**Exercise details**
Repeat all the records exactly, omitting pictures.

**Recorded information**
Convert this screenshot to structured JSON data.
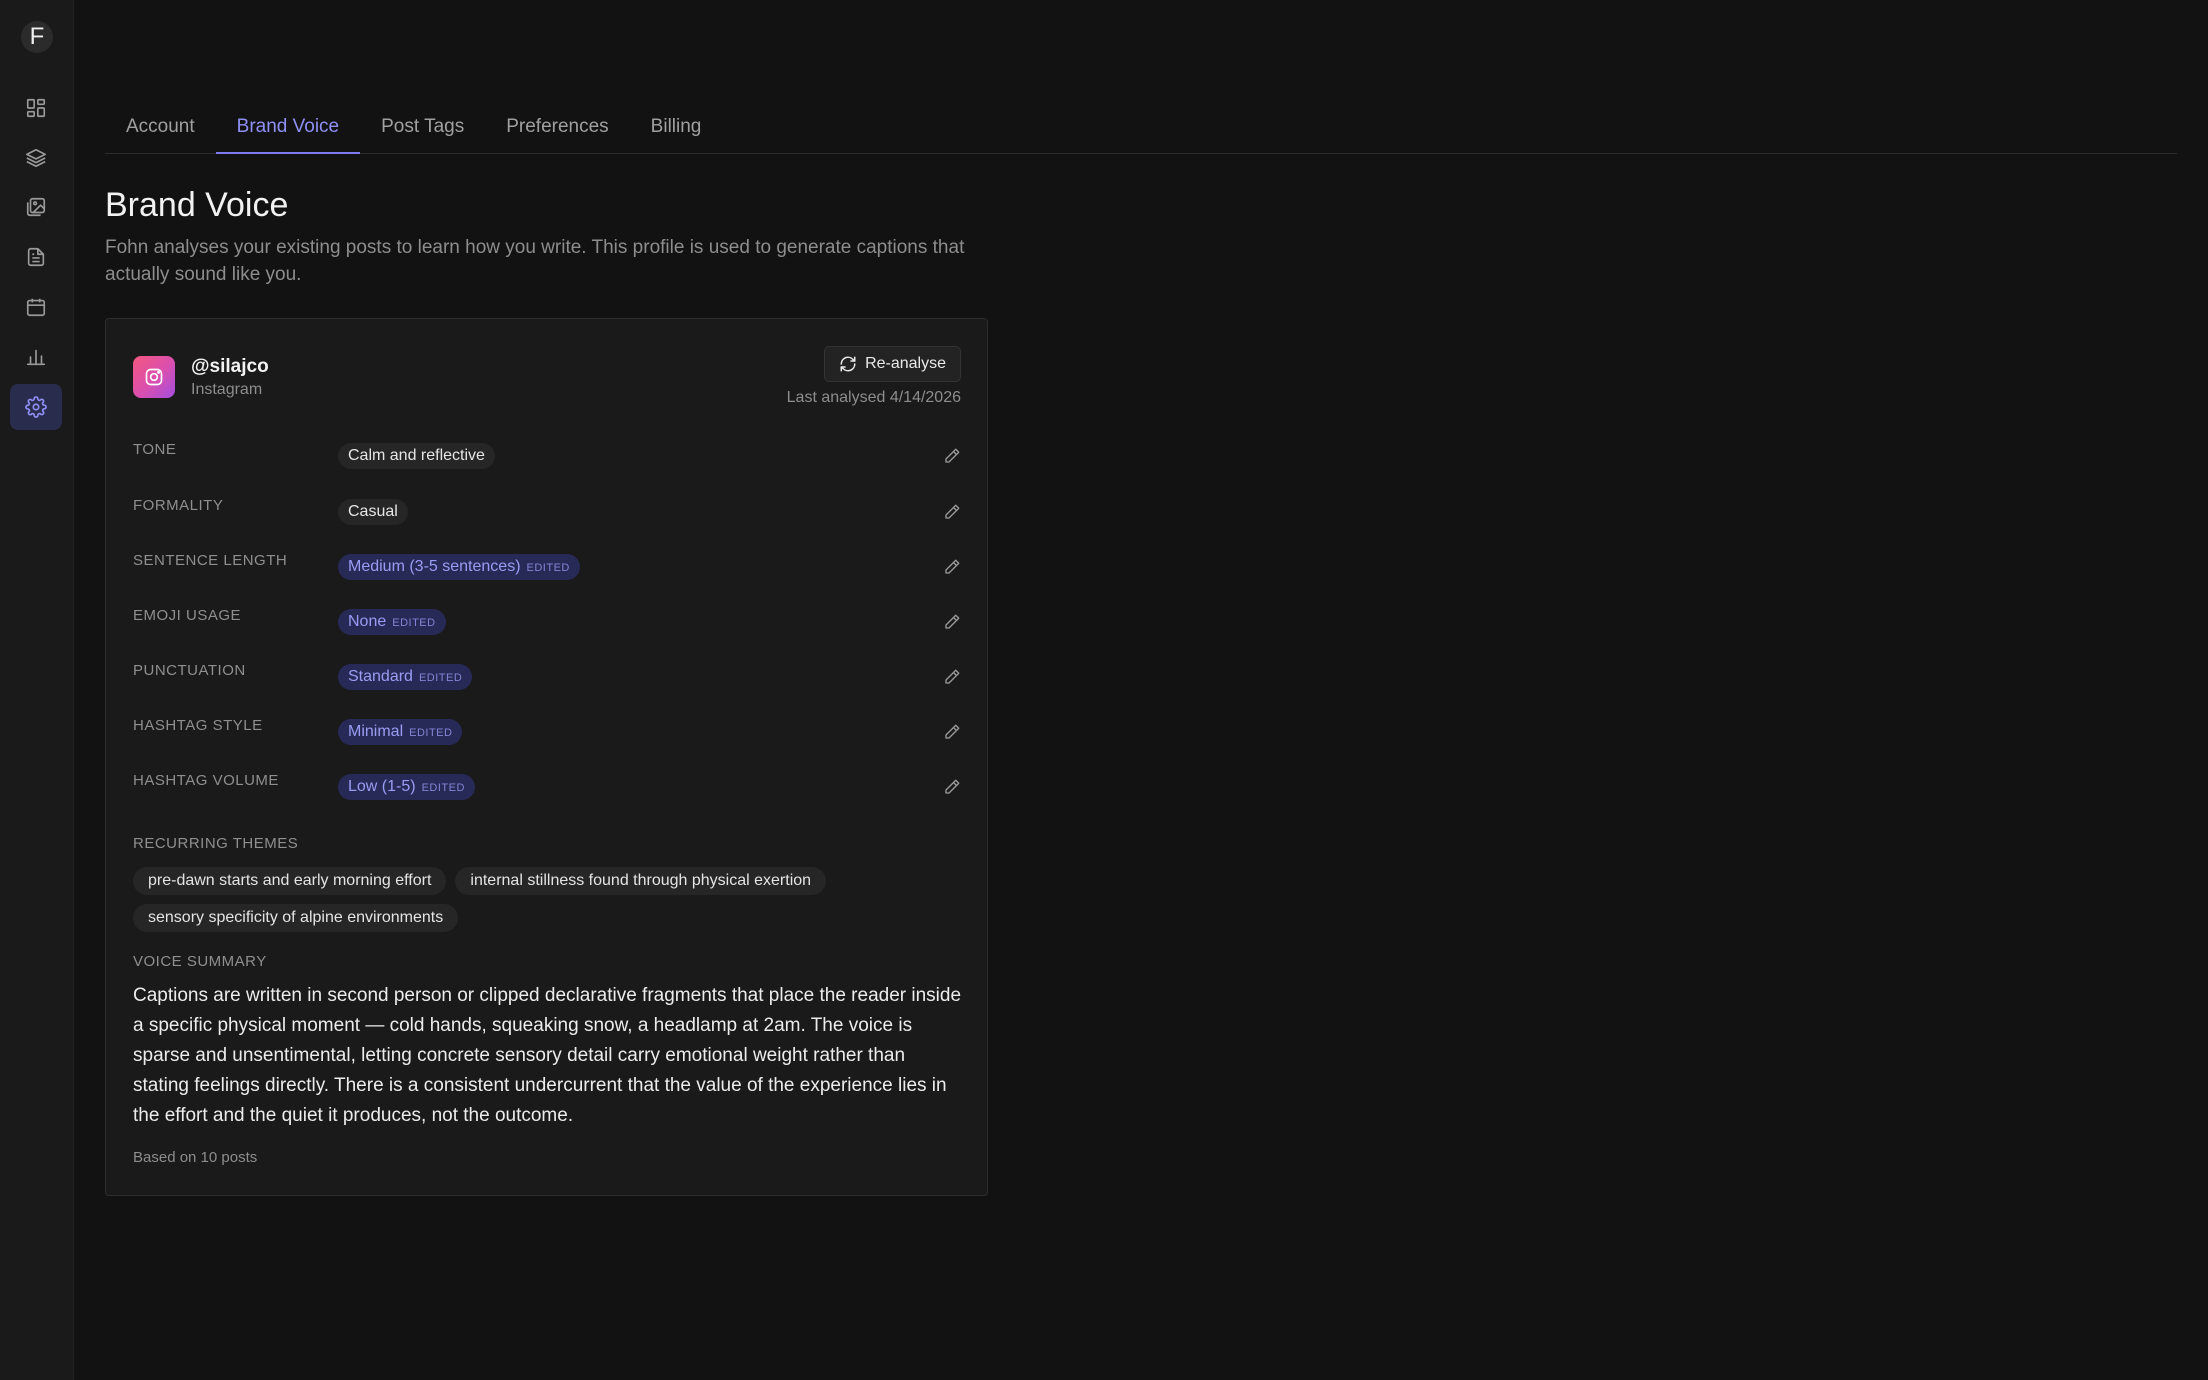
{
  "sidebar": {
    "logo_letter": "F",
    "items": [
      {
        "icon": "dashboard-icon",
        "active": false
      },
      {
        "icon": "layers-icon",
        "active": false
      },
      {
        "icon": "media-library-icon",
        "active": false
      },
      {
        "icon": "document-icon",
        "active": false
      },
      {
        "icon": "calendar-icon",
        "active": false
      },
      {
        "icon": "bar-chart-icon",
        "active": false
      },
      {
        "icon": "gear-icon",
        "active": true
      }
    ]
  },
  "tabs": [
    {
      "label": "Account",
      "active": false
    },
    {
      "label": "Brand Voice",
      "active": true
    },
    {
      "label": "Post Tags",
      "active": false
    },
    {
      "label": "Preferences",
      "active": false
    },
    {
      "label": "Billing",
      "active": false
    }
  ],
  "page": {
    "title": "Brand Voice",
    "description": "Fohn analyses your existing posts to learn how you write. This profile is used to generate captions that actually sound like you."
  },
  "profile": {
    "handle": "@silajco",
    "platform": "Instagram",
    "reanalyse_label": "Re-analyse",
    "last_analysed": "Last analysed 4/14/2026",
    "attributes": [
      {
        "label": "TONE",
        "value": "Calm and reflective",
        "edited": false
      },
      {
        "label": "FORMALITY",
        "value": "Casual",
        "edited": false
      },
      {
        "label": "SENTENCE LENGTH",
        "value": "Medium (3-5 sentences)",
        "edited": true
      },
      {
        "label": "EMOJI USAGE",
        "value": "None",
        "edited": true
      },
      {
        "label": "PUNCTUATION",
        "value": "Standard",
        "edited": true
      },
      {
        "label": "HASHTAG STYLE",
        "value": "Minimal",
        "edited": true
      },
      {
        "label": "HASHTAG VOLUME",
        "value": "Low (1-5)",
        "edited": true
      }
    ],
    "edited_tag": "EDITED",
    "themes_label": "RECURRING THEMES",
    "themes": [
      "pre-dawn starts and early morning effort",
      "internal stillness found through physical exertion",
      "sensory specificity of alpine environments"
    ],
    "summary_label": "VOICE SUMMARY",
    "summary": "Captions are written in second person or clipped declarative fragments that place the reader inside a specific physical moment — cold hands, squeaking snow, a headlamp at 2am. The voice is sparse and unsentimental, letting concrete sensory detail carry emotional weight rather than stating feelings directly. There is a consistent undercurrent that the value of the experience lies in the effort and the quiet it produces, not the outcome.",
    "based_on": "Based on 10 posts"
  },
  "colors": {
    "accent": "#8f8ff5",
    "background": "#121212",
    "card": "#1a1a1a"
  }
}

**Answer**
Convert this screenshot to structured JSON data.
{
  "sidebar": {
    "logo_letter": "F",
    "items": [
      {
        "icon": "dashboard-icon",
        "active": false
      },
      {
        "icon": "layers-icon",
        "active": false
      },
      {
        "icon": "media-library-icon",
        "active": false
      },
      {
        "icon": "document-icon",
        "active": false
      },
      {
        "icon": "calendar-icon",
        "active": false
      },
      {
        "icon": "bar-chart-icon",
        "active": false
      },
      {
        "icon": "gear-icon",
        "active": true
      }
    ]
  },
  "tabs": [
    {
      "label": "Account",
      "active": false
    },
    {
      "label": "Brand Voice",
      "active": true
    },
    {
      "label": "Post Tags",
      "active": false
    },
    {
      "label": "Preferences",
      "active": false
    },
    {
      "label": "Billing",
      "active": false
    }
  ],
  "page": {
    "title": "Brand Voice",
    "description": "Fohn analyses your existing posts to learn how you write. This profile is used to generate captions that actually sound like you."
  },
  "profile": {
    "handle": "@silajco",
    "platform": "Instagram",
    "reanalyse_label": "Re-analyse",
    "last_analysed": "Last analysed 4/14/2026",
    "attributes": [
      {
        "label": "TONE",
        "value": "Calm and reflective",
        "edited": false
      },
      {
        "label": "FORMALITY",
        "value": "Casual",
        "edited": false
      },
      {
        "label": "SENTENCE LENGTH",
        "value": "Medium (3-5 sentences)",
        "edited": true
      },
      {
        "label": "EMOJI USAGE",
        "value": "None",
        "edited": true
      },
      {
        "label": "PUNCTUATION",
        "value": "Standard",
        "edited": true
      },
      {
        "label": "HASHTAG STYLE",
        "value": "Minimal",
        "edited": true
      },
      {
        "label": "HASHTAG VOLUME",
        "value": "Low (1-5)",
        "edited": true
      }
    ],
    "edited_tag": "EDITED",
    "themes_label": "RECURRING THEMES",
    "themes": [
      "pre-dawn starts and early morning effort",
      "internal stillness found through physical exertion",
      "sensory specificity of alpine environments"
    ],
    "summary_label": "VOICE SUMMARY",
    "summary": "Captions are written in second person or clipped declarative fragments that place the reader inside a specific physical moment — cold hands, squeaking snow, a headlamp at 2am. The voice is sparse and unsentimental, letting concrete sensory detail carry emotional weight rather than stating feelings directly. There is a consistent undercurrent that the value of the experience lies in the effort and the quiet it produces, not the outcome.",
    "based_on": "Based on 10 posts"
  },
  "colors": {
    "accent": "#8f8ff5",
    "background": "#121212",
    "card": "#1a1a1a"
  }
}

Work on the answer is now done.